TASK STATEMENT:
From the line that contains "What data populates" down to the last line of the data below, restate every line word for word, skipping any images.

RECORDS FOR THIS EXERCISE:
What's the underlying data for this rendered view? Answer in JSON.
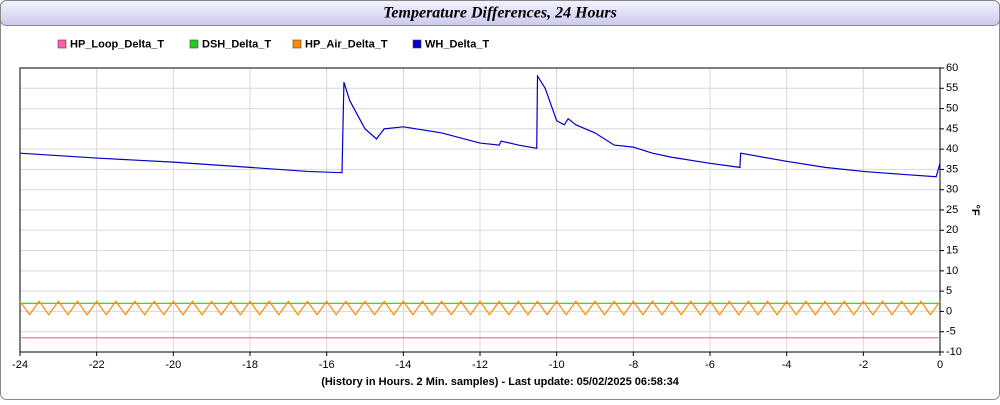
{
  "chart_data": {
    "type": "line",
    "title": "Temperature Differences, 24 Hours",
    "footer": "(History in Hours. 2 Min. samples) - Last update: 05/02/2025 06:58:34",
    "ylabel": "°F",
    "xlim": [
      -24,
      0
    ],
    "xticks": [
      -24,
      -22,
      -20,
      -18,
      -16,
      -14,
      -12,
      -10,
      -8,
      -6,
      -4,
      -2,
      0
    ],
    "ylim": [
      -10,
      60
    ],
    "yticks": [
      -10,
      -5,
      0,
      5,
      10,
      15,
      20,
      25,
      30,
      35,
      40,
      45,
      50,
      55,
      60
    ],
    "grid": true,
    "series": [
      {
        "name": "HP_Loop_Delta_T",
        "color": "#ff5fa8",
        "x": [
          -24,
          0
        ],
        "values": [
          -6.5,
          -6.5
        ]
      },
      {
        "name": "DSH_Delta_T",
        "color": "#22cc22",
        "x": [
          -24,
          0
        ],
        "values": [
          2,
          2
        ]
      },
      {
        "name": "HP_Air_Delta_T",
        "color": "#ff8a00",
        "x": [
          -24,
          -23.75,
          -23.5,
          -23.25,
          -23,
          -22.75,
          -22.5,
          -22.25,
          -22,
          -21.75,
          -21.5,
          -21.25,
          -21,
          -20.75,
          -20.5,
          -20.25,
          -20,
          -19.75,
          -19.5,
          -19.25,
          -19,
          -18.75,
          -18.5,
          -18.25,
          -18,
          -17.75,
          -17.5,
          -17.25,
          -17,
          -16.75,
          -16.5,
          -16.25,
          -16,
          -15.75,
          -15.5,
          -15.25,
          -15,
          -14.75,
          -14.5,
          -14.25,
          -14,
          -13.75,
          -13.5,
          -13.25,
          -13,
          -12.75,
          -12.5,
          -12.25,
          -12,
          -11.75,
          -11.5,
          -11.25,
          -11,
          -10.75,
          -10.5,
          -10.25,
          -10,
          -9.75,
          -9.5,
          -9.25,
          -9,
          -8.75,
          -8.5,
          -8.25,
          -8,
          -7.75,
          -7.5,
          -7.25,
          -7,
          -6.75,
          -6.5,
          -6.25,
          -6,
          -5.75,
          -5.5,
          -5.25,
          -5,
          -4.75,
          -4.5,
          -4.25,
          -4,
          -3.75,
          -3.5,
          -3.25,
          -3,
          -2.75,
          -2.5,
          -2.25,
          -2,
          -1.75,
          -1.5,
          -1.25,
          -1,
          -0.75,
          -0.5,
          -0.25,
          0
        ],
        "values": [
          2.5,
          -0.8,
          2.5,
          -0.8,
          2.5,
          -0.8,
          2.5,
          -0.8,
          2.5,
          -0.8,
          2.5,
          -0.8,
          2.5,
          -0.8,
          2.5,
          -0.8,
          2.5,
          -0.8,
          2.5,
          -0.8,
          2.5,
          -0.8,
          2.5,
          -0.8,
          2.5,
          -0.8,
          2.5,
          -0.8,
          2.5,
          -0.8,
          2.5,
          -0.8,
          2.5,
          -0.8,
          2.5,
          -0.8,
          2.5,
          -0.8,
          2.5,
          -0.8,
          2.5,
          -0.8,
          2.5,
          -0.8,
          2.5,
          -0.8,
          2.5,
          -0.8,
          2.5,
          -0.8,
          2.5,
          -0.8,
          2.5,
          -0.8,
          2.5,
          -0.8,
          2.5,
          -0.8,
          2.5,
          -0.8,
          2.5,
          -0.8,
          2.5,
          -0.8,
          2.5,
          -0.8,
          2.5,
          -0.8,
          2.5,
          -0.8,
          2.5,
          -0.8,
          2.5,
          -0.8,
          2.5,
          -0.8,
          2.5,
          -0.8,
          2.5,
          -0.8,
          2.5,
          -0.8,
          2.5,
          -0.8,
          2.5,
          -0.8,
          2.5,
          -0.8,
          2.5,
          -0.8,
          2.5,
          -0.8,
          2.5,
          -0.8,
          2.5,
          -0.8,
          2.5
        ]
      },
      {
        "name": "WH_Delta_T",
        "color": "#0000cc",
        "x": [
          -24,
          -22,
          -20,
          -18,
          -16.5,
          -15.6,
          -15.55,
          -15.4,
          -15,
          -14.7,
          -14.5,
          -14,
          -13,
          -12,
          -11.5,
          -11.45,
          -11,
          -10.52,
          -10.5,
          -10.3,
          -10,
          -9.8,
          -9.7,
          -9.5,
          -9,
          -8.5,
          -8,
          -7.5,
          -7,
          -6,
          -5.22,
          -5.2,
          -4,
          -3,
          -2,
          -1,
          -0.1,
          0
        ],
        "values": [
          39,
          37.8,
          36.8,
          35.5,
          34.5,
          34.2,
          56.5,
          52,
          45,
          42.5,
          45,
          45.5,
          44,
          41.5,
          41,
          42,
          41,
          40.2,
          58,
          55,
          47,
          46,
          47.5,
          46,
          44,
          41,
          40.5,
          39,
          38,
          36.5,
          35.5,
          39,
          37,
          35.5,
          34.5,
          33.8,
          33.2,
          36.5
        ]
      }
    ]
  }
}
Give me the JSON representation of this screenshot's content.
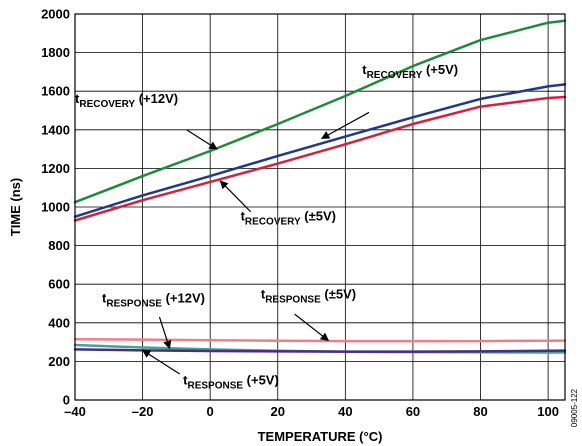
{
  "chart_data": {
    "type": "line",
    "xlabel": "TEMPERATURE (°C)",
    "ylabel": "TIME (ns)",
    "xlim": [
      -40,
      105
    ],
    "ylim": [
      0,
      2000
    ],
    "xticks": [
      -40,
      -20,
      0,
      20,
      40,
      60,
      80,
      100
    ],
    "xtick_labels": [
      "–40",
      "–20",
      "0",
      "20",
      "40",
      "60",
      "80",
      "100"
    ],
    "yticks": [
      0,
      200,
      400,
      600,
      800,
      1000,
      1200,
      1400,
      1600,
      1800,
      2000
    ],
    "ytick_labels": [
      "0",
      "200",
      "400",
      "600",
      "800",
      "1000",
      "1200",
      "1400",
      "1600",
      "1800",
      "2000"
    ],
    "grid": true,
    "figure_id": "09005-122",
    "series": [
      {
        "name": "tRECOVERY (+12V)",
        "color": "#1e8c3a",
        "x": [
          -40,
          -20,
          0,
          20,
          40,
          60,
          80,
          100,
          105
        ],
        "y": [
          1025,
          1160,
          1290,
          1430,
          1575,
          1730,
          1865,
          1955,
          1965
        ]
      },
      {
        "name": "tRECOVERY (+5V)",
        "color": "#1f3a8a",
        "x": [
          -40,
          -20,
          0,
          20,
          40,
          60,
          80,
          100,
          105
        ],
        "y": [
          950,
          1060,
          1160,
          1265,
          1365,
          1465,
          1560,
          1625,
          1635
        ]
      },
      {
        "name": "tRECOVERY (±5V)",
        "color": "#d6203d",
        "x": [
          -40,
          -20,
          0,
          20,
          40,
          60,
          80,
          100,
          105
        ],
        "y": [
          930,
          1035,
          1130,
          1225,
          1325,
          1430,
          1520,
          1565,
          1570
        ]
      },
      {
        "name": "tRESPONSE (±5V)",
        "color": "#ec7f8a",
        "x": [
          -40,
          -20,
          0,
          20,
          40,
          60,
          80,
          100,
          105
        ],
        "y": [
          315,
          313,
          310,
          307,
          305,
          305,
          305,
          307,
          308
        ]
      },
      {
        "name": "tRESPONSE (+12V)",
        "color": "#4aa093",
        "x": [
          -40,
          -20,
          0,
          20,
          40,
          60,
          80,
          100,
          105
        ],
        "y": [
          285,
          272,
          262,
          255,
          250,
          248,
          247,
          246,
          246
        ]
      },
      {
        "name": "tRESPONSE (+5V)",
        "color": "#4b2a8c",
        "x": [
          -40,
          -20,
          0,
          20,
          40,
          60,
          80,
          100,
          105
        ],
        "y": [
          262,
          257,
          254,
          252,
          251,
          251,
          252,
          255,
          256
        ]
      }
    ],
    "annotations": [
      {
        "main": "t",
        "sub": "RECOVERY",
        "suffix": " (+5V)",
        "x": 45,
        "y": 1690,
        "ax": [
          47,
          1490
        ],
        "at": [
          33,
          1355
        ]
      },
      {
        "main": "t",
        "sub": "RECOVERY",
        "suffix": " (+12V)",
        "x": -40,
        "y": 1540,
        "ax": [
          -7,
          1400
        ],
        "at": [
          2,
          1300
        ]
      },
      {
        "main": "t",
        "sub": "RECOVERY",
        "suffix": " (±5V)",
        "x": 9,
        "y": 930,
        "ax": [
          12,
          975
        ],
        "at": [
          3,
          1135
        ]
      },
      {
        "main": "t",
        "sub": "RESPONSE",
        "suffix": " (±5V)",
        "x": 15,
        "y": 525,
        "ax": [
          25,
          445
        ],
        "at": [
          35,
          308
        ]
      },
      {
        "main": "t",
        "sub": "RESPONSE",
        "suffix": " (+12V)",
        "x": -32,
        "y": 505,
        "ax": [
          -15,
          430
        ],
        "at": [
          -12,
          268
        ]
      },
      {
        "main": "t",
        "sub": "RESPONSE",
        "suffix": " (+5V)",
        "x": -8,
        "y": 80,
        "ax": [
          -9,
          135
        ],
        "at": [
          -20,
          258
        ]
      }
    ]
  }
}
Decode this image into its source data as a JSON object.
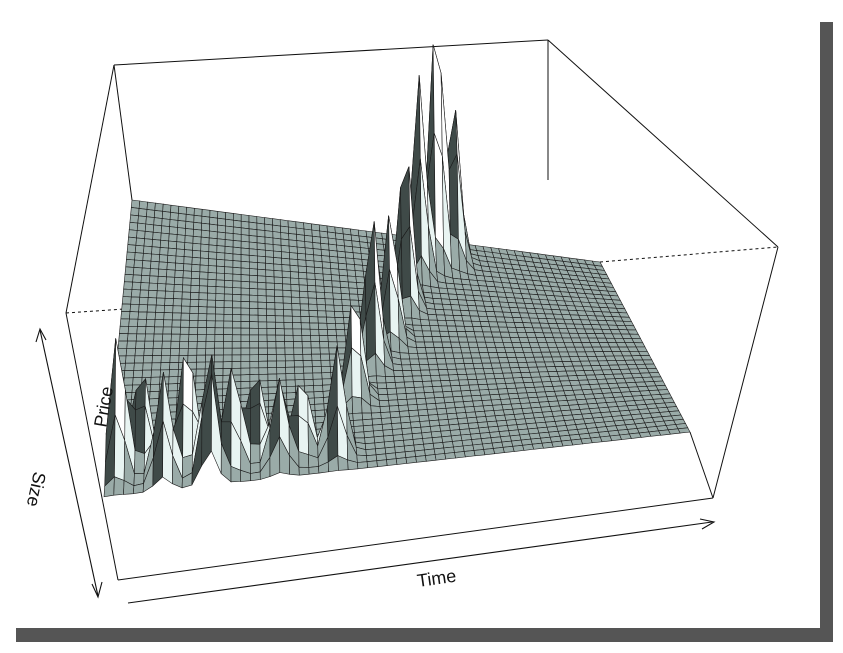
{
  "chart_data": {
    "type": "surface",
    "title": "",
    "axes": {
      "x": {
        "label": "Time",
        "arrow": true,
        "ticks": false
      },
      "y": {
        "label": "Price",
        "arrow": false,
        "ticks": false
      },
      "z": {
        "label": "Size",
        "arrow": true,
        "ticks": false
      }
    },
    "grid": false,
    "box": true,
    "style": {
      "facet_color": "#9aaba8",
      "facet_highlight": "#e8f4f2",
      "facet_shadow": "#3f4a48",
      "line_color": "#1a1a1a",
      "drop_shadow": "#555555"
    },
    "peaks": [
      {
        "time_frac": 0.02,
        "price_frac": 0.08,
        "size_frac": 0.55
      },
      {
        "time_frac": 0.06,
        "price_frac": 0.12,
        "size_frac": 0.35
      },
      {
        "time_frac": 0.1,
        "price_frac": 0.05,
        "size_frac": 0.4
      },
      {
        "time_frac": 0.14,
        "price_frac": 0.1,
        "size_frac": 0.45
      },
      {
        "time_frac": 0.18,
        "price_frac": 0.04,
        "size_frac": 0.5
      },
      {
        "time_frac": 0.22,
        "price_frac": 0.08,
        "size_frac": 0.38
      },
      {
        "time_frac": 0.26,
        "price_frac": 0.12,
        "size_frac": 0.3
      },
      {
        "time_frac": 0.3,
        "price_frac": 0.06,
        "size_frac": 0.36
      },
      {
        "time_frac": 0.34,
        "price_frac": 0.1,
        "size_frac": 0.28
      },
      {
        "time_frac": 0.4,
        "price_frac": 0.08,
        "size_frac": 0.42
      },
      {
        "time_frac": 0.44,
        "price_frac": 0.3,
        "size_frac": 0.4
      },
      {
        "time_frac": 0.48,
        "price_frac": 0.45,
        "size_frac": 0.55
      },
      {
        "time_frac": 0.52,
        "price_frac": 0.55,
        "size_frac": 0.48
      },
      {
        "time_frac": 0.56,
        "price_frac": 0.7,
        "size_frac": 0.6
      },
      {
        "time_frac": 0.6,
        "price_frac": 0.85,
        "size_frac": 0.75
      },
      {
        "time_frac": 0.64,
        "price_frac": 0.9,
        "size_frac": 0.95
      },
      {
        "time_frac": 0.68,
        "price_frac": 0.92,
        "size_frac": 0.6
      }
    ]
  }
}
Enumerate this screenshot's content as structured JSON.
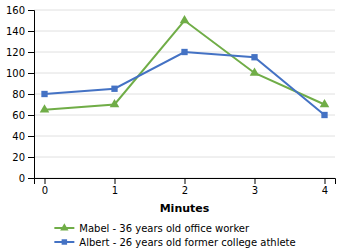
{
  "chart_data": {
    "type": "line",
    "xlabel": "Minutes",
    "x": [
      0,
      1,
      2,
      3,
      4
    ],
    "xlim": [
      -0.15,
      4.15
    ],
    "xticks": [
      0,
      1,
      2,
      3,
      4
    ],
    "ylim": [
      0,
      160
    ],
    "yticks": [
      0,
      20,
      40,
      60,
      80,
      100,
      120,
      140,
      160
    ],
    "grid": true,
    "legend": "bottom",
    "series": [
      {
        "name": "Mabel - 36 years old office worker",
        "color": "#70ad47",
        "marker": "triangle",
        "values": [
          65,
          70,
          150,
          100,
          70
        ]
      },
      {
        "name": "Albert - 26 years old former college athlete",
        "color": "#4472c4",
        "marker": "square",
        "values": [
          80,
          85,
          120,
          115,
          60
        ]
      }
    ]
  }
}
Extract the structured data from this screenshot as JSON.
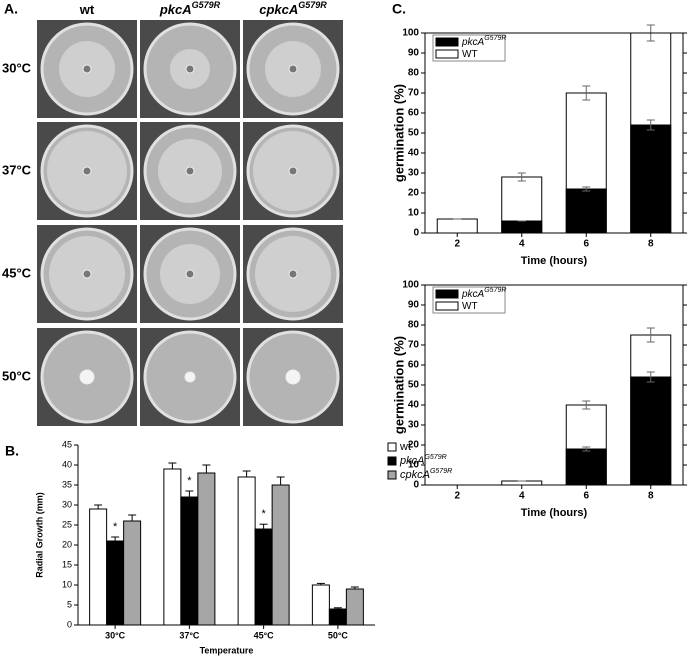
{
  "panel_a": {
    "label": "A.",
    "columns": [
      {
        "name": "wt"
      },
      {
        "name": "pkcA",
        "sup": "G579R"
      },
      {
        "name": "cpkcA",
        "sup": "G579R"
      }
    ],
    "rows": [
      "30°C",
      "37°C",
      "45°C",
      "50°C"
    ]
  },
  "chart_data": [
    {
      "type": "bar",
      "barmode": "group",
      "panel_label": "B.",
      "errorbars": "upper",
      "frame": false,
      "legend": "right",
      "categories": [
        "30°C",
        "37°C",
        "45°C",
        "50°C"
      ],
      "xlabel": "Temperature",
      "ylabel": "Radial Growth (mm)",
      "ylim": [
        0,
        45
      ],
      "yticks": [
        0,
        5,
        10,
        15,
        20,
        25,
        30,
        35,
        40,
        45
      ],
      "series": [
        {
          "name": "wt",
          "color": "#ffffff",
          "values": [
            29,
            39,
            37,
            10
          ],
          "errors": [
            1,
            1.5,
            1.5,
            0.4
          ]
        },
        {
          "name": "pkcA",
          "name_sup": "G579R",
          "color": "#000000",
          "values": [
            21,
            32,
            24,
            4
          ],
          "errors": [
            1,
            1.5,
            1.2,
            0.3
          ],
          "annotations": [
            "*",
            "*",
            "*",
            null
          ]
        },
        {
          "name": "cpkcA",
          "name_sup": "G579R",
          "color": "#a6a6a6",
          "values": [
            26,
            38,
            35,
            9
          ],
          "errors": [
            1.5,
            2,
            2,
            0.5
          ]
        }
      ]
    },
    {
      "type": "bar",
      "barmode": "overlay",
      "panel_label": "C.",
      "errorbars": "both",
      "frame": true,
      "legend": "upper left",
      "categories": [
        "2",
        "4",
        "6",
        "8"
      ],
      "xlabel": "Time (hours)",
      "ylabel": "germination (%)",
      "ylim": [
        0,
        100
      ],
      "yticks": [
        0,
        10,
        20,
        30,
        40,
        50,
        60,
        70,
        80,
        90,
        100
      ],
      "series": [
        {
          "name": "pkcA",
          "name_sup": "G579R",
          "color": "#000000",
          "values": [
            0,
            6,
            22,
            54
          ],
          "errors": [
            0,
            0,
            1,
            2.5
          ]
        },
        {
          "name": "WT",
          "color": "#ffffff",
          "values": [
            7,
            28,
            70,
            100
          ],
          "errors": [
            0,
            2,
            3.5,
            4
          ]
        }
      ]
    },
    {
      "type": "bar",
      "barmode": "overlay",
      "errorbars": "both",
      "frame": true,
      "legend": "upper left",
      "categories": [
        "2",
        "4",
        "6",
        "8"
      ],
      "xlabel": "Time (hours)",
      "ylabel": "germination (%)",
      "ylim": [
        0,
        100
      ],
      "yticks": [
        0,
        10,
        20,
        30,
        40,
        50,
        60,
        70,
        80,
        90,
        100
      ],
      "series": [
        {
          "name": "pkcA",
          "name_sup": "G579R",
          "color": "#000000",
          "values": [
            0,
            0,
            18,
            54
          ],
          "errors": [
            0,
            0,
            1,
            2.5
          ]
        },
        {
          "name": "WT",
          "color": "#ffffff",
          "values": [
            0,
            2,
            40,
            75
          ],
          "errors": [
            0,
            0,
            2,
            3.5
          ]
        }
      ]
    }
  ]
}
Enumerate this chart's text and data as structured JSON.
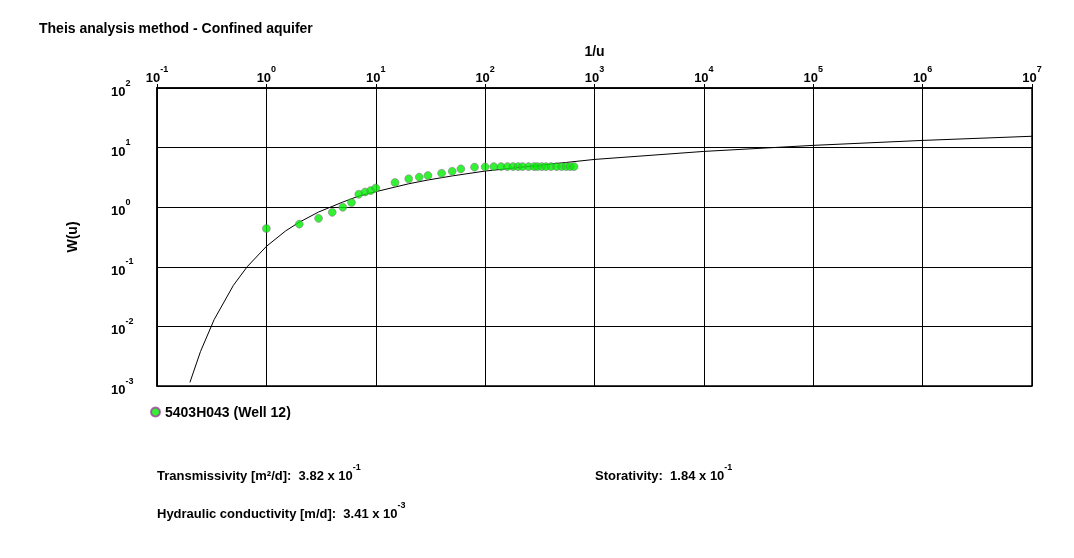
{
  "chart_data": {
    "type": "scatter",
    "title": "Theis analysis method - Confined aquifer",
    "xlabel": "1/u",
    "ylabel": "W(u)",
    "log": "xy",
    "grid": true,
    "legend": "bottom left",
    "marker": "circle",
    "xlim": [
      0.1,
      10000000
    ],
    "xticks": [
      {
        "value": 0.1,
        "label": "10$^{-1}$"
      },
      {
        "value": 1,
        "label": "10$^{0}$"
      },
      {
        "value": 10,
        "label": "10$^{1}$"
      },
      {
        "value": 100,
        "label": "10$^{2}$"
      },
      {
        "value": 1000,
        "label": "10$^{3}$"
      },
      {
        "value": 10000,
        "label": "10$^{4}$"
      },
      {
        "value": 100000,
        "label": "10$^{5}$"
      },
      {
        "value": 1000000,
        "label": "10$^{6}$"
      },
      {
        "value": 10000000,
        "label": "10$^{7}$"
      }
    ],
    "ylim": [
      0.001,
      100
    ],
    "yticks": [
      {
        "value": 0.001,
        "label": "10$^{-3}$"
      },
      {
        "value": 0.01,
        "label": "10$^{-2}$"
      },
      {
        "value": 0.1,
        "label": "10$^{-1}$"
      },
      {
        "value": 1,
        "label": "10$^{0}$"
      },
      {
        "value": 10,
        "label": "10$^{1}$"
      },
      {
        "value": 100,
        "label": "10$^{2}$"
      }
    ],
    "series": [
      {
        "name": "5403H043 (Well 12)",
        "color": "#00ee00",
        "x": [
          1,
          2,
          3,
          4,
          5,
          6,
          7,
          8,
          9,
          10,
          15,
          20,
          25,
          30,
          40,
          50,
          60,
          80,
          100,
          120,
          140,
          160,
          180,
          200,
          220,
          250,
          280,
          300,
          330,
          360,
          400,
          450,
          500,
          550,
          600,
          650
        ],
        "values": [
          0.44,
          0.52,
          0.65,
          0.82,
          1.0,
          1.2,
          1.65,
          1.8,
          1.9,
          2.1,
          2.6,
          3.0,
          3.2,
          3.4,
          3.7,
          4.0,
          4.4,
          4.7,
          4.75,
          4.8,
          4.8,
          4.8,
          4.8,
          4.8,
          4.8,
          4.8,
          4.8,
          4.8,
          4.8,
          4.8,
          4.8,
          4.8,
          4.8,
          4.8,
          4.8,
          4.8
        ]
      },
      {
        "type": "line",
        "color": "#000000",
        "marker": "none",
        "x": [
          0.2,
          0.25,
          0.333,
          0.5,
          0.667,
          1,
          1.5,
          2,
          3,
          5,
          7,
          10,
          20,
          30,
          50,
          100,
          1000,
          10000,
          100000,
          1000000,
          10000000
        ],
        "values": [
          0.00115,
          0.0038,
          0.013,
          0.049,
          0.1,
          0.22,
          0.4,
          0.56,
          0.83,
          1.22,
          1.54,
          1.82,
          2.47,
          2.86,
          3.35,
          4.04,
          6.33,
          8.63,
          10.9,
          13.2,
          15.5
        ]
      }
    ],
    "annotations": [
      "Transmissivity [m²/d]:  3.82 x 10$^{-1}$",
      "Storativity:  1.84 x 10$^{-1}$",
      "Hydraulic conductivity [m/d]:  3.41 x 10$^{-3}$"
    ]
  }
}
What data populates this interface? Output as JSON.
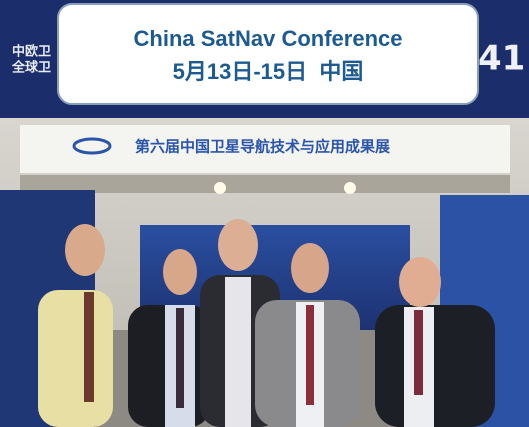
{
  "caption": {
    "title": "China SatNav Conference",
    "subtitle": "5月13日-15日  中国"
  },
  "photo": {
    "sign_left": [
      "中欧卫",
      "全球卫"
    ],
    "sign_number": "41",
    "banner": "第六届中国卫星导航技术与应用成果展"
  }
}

FINISHED EXERCISE:
What data populates this interface? Output as JSON.
{
  "caption": {
    "title": "China SatNav Conference",
    "subtitle": "5月13日-15日  中国"
  },
  "photo": {
    "sign_left": [
      "中欧卫",
      "全球卫"
    ],
    "sign_number": "41",
    "banner": "第六届中国卫星导航技术与应用成果展"
  }
}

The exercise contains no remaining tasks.